Stored data entries.
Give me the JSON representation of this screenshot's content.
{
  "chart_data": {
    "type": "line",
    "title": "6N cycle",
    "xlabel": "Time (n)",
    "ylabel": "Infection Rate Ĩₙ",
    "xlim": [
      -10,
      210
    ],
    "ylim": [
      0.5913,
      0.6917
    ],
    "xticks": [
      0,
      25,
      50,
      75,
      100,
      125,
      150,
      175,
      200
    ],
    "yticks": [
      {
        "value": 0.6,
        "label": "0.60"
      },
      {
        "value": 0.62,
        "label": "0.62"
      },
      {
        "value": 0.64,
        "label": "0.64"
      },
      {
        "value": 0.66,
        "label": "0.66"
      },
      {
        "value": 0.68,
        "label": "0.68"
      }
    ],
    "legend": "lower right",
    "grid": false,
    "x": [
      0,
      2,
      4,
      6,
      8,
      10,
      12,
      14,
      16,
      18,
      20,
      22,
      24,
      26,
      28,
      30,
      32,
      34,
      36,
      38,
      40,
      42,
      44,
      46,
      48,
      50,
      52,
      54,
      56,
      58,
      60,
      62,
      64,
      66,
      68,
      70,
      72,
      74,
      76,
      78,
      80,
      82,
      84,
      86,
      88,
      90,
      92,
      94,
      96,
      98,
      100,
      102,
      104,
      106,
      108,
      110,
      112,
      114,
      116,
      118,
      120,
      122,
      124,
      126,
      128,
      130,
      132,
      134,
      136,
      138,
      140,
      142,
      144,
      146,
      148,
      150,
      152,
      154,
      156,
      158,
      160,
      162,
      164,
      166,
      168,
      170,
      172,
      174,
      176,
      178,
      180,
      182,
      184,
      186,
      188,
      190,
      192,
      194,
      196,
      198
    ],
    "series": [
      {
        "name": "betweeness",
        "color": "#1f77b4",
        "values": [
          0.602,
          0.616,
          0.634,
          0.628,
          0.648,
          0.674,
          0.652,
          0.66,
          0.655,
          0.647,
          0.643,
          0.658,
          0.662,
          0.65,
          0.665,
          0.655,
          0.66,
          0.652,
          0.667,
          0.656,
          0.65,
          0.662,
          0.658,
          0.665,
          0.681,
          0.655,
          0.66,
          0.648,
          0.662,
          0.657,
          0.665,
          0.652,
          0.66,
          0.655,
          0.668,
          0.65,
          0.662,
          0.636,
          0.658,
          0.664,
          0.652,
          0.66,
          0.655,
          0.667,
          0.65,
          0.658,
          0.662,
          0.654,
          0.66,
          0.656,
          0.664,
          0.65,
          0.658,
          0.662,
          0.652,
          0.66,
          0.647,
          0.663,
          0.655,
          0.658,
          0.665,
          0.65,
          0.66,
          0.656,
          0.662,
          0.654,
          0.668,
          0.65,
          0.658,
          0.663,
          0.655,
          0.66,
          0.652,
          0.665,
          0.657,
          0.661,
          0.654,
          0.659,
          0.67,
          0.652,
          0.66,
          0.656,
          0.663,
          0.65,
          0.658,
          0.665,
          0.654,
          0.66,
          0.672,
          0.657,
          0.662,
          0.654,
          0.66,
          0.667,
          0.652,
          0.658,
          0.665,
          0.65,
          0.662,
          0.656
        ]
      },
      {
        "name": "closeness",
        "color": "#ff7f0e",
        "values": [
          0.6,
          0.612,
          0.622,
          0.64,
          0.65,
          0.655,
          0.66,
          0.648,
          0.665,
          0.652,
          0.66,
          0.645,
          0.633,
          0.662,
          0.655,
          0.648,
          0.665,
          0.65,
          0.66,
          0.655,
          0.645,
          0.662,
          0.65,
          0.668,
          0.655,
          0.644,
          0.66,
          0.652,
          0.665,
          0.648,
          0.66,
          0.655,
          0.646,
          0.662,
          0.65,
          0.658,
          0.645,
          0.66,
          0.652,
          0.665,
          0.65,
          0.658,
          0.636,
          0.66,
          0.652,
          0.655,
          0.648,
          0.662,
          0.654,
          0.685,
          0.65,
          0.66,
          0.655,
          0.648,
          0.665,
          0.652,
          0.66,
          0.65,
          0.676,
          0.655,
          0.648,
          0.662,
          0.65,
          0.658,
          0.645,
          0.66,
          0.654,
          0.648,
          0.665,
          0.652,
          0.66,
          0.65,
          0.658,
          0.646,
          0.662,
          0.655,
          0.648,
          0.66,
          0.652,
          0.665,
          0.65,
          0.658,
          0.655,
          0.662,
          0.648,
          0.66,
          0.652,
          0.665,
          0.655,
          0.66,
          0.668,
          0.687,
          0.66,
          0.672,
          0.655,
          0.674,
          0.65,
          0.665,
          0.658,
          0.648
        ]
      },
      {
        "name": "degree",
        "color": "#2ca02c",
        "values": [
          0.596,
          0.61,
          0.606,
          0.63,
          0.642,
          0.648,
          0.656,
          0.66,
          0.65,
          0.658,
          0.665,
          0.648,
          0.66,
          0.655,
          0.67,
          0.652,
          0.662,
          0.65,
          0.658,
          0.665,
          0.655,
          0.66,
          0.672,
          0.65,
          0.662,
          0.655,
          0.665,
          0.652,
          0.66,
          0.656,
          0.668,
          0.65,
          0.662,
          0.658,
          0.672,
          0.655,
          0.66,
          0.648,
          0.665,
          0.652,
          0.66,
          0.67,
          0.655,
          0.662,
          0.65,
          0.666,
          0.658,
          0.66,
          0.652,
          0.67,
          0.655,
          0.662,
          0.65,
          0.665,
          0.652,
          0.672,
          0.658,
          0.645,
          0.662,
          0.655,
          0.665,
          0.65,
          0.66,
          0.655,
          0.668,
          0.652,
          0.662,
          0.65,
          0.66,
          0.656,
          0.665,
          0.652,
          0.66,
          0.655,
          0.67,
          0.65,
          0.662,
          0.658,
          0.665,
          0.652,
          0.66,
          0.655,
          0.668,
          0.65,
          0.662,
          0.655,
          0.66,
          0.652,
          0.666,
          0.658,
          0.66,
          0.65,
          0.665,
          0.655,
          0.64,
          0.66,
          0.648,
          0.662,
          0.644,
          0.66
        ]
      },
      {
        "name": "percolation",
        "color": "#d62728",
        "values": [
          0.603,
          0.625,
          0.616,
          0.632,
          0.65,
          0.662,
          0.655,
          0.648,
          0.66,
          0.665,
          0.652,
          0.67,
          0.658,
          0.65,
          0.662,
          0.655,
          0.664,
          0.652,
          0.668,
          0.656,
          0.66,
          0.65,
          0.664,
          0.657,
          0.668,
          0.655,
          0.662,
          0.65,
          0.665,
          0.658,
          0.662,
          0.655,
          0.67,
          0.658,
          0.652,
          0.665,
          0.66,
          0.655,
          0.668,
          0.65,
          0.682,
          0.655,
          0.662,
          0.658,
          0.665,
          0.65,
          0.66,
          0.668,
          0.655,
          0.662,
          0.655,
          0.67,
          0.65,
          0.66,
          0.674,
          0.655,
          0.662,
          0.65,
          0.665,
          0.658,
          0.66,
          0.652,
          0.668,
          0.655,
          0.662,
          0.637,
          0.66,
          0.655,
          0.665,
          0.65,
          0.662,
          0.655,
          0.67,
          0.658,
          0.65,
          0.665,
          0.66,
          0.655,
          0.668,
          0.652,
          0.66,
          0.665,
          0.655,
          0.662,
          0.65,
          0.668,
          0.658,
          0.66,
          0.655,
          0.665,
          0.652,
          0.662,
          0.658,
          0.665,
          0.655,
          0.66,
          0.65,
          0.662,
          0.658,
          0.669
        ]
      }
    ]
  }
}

What the task asks. In the records above, locate each line with the word "name". Copy all such lines.

Answer in full.
        "name": "betweeness",
        "name": "closeness",
        "name": "degree",
        "name": "percolation",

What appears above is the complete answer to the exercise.